■ YOUR TASK
Quote the records below in full, exactly as given, with the images taken out.

■ WORKING DATA
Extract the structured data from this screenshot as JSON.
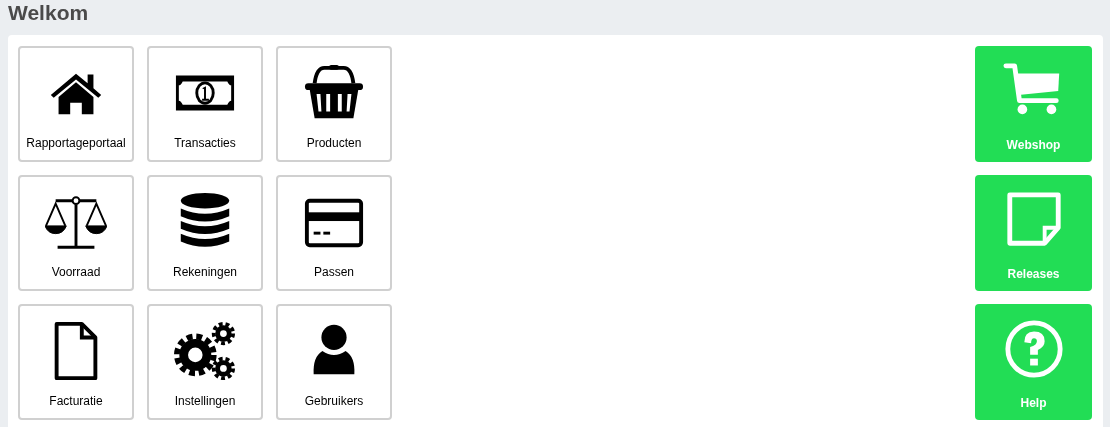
{
  "title": "Welkom",
  "tiles": [
    {
      "label": "Rapportageportaal"
    },
    {
      "label": "Transacties"
    },
    {
      "label": "Producten"
    },
    {
      "label": "Voorraad"
    },
    {
      "label": "Rekeningen"
    },
    {
      "label": "Passen"
    },
    {
      "label": "Facturatie"
    },
    {
      "label": "Instellingen"
    },
    {
      "label": "Gebruikers"
    }
  ],
  "shortcuts": [
    {
      "label": "Webshop"
    },
    {
      "label": "Releases"
    },
    {
      "label": "Help"
    }
  ]
}
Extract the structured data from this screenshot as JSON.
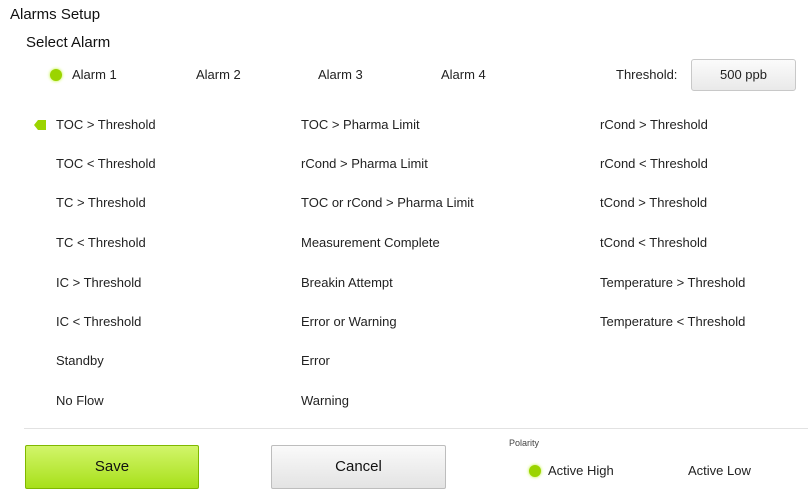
{
  "header": {
    "title": "Alarms Setup",
    "subtitle": "Select Alarm"
  },
  "alarm_tabs": [
    {
      "label": "Alarm 1",
      "selected": true
    },
    {
      "label": "Alarm 2",
      "selected": false
    },
    {
      "label": "Alarm 3",
      "selected": false
    },
    {
      "label": "Alarm 4",
      "selected": false
    }
  ],
  "threshold": {
    "label": "Threshold:",
    "value": "500 ppb"
  },
  "conditions": {
    "col1": [
      "TOC > Threshold",
      "TOC < Threshold",
      "TC > Threshold",
      "TC < Threshold",
      "IC > Threshold",
      "IC < Threshold",
      "Standby",
      "No Flow"
    ],
    "col2": [
      "TOC > Pharma Limit",
      "rCond > Pharma Limit",
      "TOC or rCond > Pharma Limit",
      "Measurement Complete",
      "Breakin Attempt",
      "Error or Warning",
      "Error",
      "Warning"
    ],
    "col3": [
      "rCond > Threshold",
      "rCond < Threshold",
      "tCond > Threshold",
      "tCond < Threshold",
      "Temperature > Threshold",
      "Temperature < Threshold"
    ],
    "selected": "TOC > Threshold"
  },
  "buttons": {
    "save": "Save",
    "cancel": "Cancel"
  },
  "polarity": {
    "label": "Polarity",
    "options": [
      {
        "label": "Active High",
        "selected": true
      },
      {
        "label": "Active Low",
        "selected": false
      }
    ]
  },
  "colors": {
    "accent_green": "#9bd400",
    "save_green": "#b8e835"
  }
}
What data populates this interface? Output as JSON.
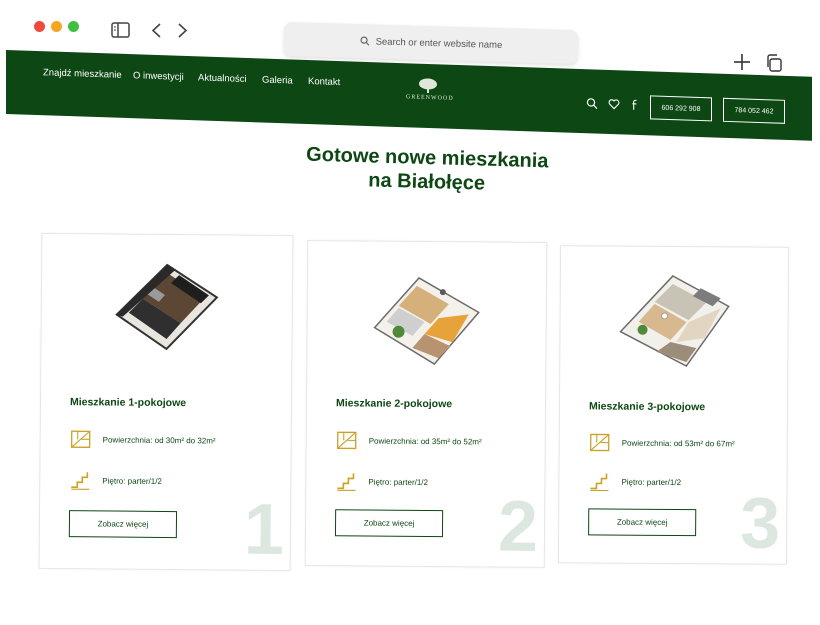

■ THE RESPONSE
Extract the structured data from this screenshot as JSON.
{
  "title": "Welkom",
  "tiles": [
    {
      "label": "Rapportageportaal"
    },
    {
      "label": "Transacties"
    },
    {
      "label": "Producten"
    },
    {
      "label": "Voorraad"
    },
    {
      "label": "Rekeningen"
    },
    {
      "label": "Passen"
    },
    {
      "label": "Facturatie"
    },
    {
      "label": "Instellingen"
    },
    {
      "label": "Gebruikers"
    }
  ],
  "shortcuts": [
    {
      "label": "Webshop"
    },
    {
      "label": "Releases"
    },
    {
      "label": "Help"
    }
  ]
}
Extract the structured data from this screenshot as JSON.
{
  "header": {
    "title": "Alarms Setup",
    "subtitle": "Select Alarm"
  },
  "alarm_tabs": [
    {
      "label": "Alarm 1",
      "selected": true
    },
    {
      "label": "Alarm 2",
      "selected": false
    },
    {
      "label": "Alarm 3",
      "selected": false
    },
    {
      "label": "Alarm 4",
      "selected": false
    }
  ],
  "threshold": {
    "label": "Threshold:",
    "value": "500 ppb"
  },
  "conditions": {
    "col1": [
      "TOC > Threshold",
      "TOC < Threshold",
      "TC > Threshold",
      "TC < Threshold",
      "IC > Threshold",
      "IC < Threshold",
      "Standby",
      "No Flow"
    ],
    "col2": [
      "TOC > Pharma Limit",
      "rCond > Pharma Limit",
      "TOC or rCond > Pharma Limit",
      "Measurement Complete",
      "Breakin Attempt",
      "Error or Warning",
      "Error",
      "Warning"
    ],
    "col3": [
      "rCond > Threshold",
      "rCond < Threshold",
      "tCond > Threshold",
      "tCond < Threshold",
      "Temperature > Threshold",
      "Temperature < Threshold"
    ],
    "selected": "TOC > Threshold"
  },
  "buttons": {
    "save": "Save",
    "cancel": "Cancel"
  },
  "polarity": {
    "label": "Polarity",
    "options": [
      {
        "label": "Active High",
        "selected": true
      },
      {
        "label": "Active Low",
        "selected": false
      }
    ]
  },
  "colors": {
    "accent_green": "#9bd400",
    "save_green": "#b8e835"
  }
}
What data populates this interface? Output as JSON.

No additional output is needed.